Koniecznie Kwaśniewskiego chciałbyś postawić przed Trybunałem Stanu? Tak Ci śpieszno? A może lepiej J.Kaczyńskiego i Macierewicza za likwidacje wojskowego wywiadu oraz dekonspirację oficerów pracujących w terenie na całym świecie. Wiesz ile tego jest? Wiesz ilu ludzi poszło do piachu? A wiesz ilu współpracowników wraz z rodzinami gryzie ziemię tylko dlatego, że psychopata z bandytą politycznym przykleili się do władzy? Chcesz na ten temat pogadać? Ja mogę długo, kwieciście i na temat.
No i już wiadomo z jakimi zerami mamy do czynienia!
Fajnie, że mnie już dziś poinformowali o swojej piramidalnej głupocie.
Teraz z pewnością już na nich nie zagłosuje!
masz rację, ale nie chodziło mi o chwalenie Borowskiego, czy popieranie jego poglądów, bo nie lubię go i nie zgadzam się z nim, ale nie wydaje się człowiekiem niemądrym, tylko to miałem na myśli. A co do przeszłości Tuska to dzięki za informacje, bo nie wiedziałem.
Dobrze, że zgadzamy się co do pierwszego komentarza:)
i Kubasiewicz-Houee trochę czytałem, ale jeszcze poszukam coś na ich temat.
stara się podlizać PO to jest obrzydliwe, bo odbiera Platformie głosy i stawia ją w złym świetle.

Treść zadania A
Przepisz dosłownie tę część powyższego tekstu o polskiej polityce, która zaczyna się od słów „Fajnie, że mnie”, a kończy na słowach „bo nie wiedziałem.”.

Podane informacje
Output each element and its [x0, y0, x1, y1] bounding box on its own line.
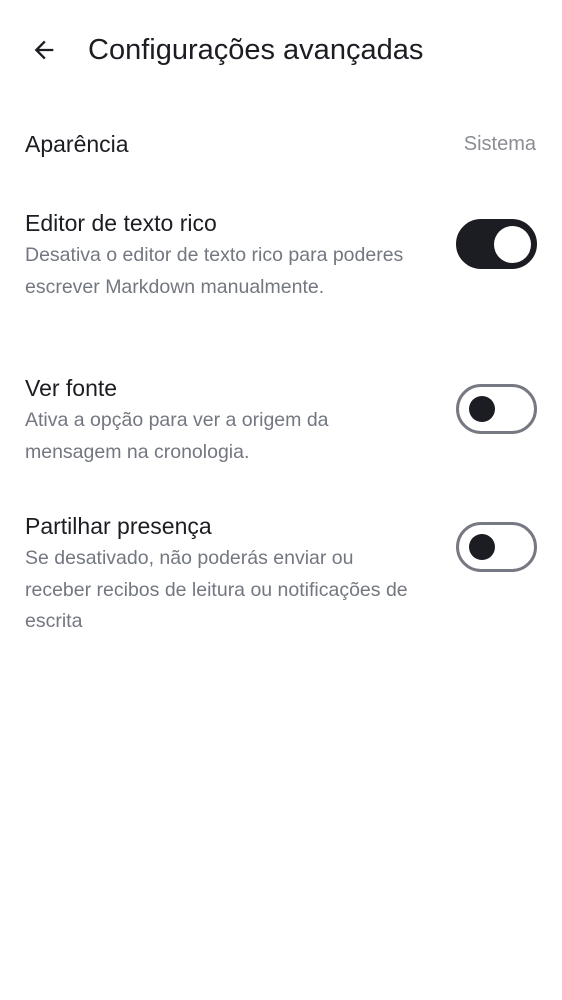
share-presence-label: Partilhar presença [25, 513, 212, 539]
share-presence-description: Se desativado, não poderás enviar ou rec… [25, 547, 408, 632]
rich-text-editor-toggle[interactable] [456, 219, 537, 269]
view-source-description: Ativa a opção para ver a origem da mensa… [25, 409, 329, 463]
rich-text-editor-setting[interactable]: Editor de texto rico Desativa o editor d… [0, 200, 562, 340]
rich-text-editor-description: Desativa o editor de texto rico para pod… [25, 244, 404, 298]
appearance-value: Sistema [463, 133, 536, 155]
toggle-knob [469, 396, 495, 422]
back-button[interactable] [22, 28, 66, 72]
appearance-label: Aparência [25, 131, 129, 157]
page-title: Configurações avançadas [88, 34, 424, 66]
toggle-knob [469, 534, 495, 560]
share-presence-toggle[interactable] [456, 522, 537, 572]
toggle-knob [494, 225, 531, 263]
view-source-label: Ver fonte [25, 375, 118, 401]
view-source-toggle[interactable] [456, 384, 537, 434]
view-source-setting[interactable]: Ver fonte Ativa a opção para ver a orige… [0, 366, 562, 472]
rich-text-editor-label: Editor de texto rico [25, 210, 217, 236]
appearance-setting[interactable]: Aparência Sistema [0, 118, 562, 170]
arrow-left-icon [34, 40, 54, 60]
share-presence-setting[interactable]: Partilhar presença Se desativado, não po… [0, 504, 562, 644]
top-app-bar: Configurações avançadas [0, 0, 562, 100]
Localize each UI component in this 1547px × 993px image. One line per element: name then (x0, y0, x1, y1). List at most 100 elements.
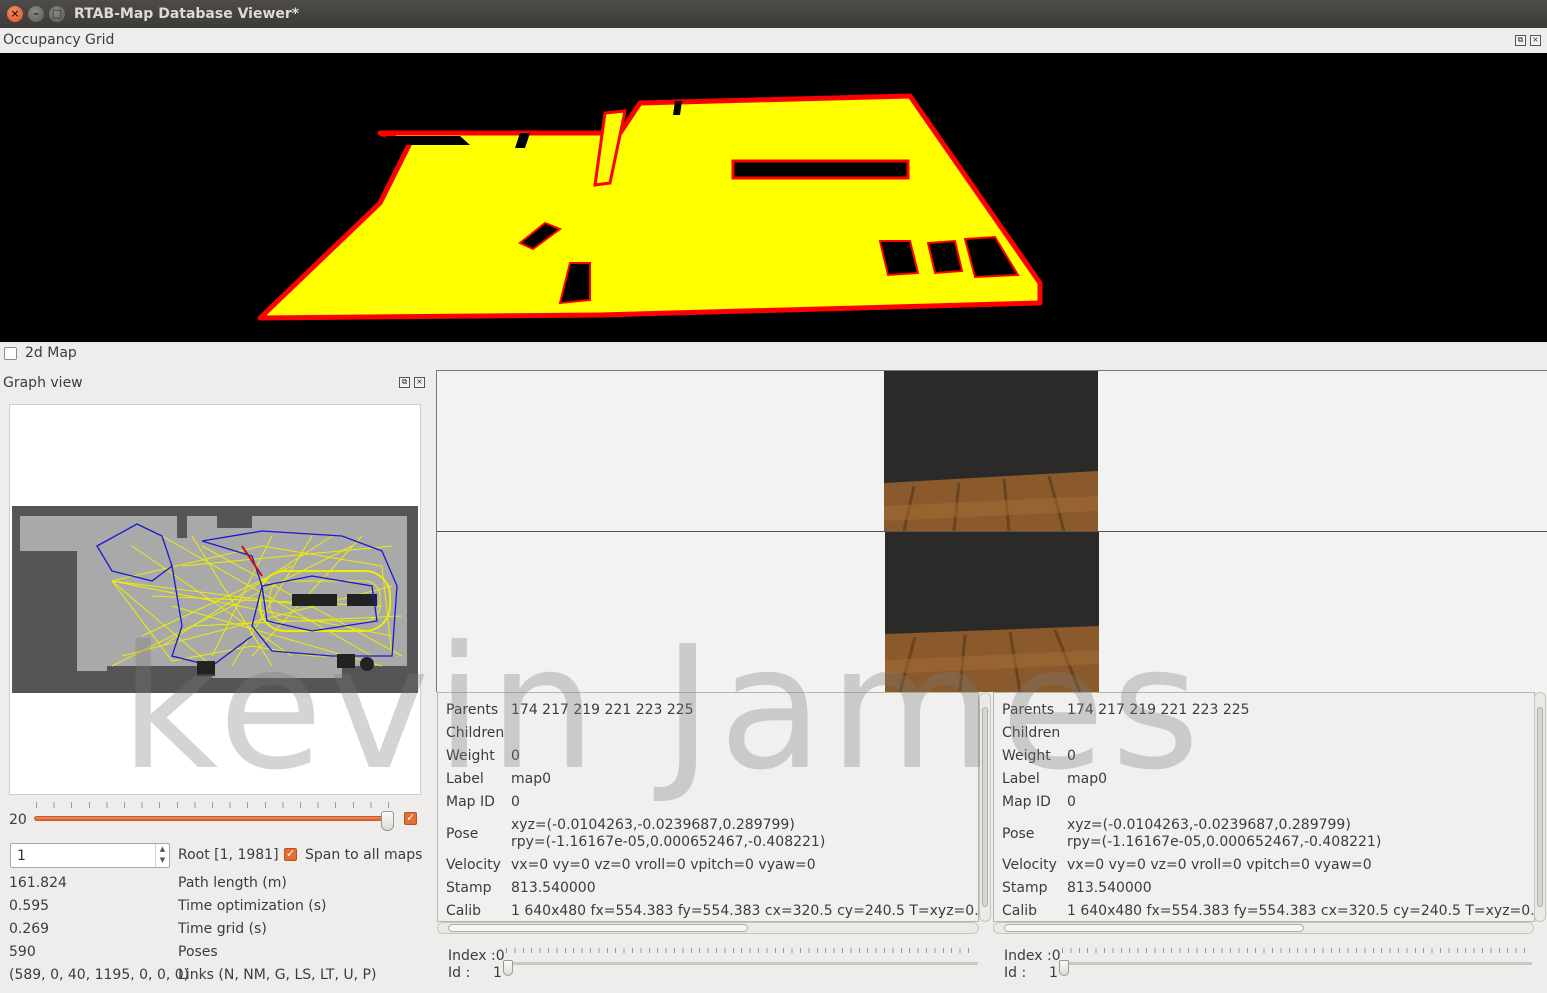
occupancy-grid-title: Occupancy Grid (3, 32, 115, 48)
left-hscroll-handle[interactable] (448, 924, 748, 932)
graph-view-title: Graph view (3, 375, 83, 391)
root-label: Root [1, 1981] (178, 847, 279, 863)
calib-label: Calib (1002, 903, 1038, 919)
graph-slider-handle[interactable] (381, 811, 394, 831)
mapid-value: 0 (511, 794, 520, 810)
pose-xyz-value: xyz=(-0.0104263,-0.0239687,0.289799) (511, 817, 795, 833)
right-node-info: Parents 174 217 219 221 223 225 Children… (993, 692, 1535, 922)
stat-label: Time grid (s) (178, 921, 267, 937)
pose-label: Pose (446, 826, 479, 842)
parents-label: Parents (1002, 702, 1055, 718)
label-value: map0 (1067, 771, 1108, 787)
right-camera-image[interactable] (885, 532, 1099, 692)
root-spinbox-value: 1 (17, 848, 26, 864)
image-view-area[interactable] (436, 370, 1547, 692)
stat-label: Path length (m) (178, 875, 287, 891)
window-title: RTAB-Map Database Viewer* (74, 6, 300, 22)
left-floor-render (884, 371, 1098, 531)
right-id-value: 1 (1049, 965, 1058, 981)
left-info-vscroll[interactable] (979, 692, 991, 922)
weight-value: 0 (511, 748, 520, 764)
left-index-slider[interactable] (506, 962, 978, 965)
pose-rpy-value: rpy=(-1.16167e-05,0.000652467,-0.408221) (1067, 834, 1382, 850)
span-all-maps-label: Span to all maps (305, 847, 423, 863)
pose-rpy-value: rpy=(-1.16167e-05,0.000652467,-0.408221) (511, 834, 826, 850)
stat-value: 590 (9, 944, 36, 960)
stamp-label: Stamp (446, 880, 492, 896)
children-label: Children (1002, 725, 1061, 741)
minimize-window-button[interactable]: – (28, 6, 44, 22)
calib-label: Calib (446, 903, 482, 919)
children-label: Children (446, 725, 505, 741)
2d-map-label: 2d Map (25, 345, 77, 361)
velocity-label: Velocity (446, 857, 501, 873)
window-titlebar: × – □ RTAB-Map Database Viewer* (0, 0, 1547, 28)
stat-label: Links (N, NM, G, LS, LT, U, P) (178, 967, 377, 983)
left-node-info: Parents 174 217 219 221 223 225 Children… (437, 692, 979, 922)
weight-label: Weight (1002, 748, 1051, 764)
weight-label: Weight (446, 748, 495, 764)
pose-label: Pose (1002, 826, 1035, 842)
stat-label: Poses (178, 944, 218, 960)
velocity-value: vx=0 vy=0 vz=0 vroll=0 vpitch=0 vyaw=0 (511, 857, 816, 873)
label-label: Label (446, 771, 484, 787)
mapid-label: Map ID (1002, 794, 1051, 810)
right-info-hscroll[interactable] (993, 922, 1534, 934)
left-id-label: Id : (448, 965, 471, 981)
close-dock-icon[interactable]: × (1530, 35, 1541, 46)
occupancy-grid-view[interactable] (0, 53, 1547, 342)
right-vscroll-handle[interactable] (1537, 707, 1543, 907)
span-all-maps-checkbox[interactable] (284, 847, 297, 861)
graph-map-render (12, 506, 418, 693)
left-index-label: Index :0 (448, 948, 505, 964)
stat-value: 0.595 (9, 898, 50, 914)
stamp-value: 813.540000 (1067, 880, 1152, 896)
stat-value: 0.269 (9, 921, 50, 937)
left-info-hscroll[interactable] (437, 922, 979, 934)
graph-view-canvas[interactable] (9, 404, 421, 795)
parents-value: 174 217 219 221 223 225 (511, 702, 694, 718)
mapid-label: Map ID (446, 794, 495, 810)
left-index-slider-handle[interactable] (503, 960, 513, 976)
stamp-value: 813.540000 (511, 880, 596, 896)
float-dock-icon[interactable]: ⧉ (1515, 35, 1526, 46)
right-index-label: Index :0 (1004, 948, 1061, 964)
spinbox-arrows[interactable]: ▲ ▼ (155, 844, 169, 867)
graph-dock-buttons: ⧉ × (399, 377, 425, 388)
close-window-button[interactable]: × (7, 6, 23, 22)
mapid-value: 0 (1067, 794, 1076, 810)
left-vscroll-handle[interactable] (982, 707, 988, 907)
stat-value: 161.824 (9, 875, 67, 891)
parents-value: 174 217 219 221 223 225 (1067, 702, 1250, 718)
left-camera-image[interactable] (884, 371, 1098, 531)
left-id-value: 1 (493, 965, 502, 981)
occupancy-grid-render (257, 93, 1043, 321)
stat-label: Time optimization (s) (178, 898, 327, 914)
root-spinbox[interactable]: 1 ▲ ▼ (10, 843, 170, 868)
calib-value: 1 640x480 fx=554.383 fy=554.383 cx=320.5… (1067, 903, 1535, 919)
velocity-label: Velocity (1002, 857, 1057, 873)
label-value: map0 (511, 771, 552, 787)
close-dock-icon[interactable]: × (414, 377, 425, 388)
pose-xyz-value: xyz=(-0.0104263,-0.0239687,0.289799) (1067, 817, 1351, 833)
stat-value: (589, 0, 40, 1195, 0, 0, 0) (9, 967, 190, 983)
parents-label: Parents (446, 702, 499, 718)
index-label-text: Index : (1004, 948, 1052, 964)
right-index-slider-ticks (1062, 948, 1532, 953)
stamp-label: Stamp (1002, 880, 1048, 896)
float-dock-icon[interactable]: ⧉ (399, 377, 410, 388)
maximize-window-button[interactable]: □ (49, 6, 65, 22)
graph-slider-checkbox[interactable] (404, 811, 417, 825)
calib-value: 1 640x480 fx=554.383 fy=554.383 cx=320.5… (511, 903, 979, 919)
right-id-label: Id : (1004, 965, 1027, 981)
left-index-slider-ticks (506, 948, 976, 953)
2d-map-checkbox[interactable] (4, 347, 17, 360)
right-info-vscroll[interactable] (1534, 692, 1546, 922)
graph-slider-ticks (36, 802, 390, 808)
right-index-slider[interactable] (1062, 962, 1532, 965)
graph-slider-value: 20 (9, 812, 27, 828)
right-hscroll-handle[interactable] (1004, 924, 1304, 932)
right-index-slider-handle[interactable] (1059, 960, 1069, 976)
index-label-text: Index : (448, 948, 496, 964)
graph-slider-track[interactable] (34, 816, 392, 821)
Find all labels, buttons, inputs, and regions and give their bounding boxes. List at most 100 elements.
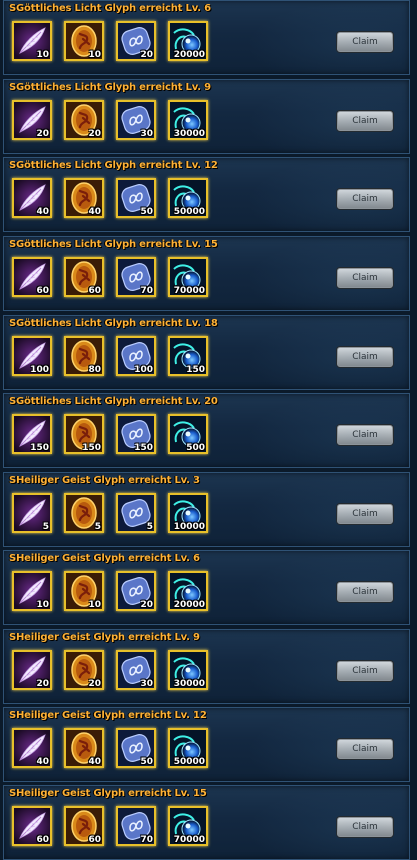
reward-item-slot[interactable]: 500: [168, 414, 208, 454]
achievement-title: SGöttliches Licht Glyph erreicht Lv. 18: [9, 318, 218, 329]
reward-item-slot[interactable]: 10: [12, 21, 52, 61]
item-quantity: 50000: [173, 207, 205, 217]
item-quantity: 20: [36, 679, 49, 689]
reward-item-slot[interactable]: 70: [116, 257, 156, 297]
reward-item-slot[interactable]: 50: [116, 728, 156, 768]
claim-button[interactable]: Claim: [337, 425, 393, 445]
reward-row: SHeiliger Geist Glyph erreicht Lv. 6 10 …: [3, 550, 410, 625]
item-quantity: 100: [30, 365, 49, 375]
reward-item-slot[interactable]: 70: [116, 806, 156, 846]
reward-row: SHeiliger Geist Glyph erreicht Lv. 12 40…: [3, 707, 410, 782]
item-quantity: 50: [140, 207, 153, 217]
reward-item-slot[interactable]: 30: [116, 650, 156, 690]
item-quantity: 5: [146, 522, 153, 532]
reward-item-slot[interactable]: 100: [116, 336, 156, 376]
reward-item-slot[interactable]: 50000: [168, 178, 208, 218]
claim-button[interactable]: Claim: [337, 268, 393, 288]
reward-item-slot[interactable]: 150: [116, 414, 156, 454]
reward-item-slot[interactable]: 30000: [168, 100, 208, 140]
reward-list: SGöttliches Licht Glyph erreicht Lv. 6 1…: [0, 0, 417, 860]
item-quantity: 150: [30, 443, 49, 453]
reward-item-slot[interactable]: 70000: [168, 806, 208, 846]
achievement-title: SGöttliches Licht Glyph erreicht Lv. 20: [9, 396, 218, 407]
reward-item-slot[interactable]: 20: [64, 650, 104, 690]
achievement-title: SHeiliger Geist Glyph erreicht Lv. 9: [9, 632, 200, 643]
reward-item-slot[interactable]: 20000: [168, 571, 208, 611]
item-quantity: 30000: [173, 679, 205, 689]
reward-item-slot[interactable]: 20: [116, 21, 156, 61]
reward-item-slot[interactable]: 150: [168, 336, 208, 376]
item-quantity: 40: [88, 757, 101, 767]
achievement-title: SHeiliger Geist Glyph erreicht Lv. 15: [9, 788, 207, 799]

Treść zadania B
Przekształć w numerowaną listę tylko tę część rekordów, która zaczyna się od wiersza zawierającego „share-presence-label: Partilhar presença”, a kończy na wierszu zawierającym „rich-text-editor-setting[interactable]: Editor de”, oba wiersze włącznie, i pomiń puste wiersze.

Zapisane rozwiązanie A
Fajnie, że mnie już dziś poinformowali o swojej piramidalnej głupocie.
Teraz z pewnością już na nich nie zagłosuje!
masz rację, ale nie chodziło mi o chwalenie Borowskiego, czy popieranie jego poglądów, bo nie lubię go i nie zgadzam się z nim, ale nie wydaje się człowiekiem niemądrym, tylko to miałem na myśli. A co do przeszłości Tuska to dzięki za informacje, bo nie wiedziałem.

Zapisane rozwiązanie B
1. share-presence-label: Partilhar presença [25, 513, 212, 539]
2. share-presence-description: Se desativado, não poderás enviar ou rec… [25, 547, 408, 632]
3. rich-text-editor-toggle[interactable] [456, 219, 537, 269]
4. view-source-description: Ativa a opção para ver a origem da mensa… [25, 409, 329, 463]
5. rich-text-editor-setting[interactable]: Editor de texto rico Desativa o editor d… [0, 200, 562, 340]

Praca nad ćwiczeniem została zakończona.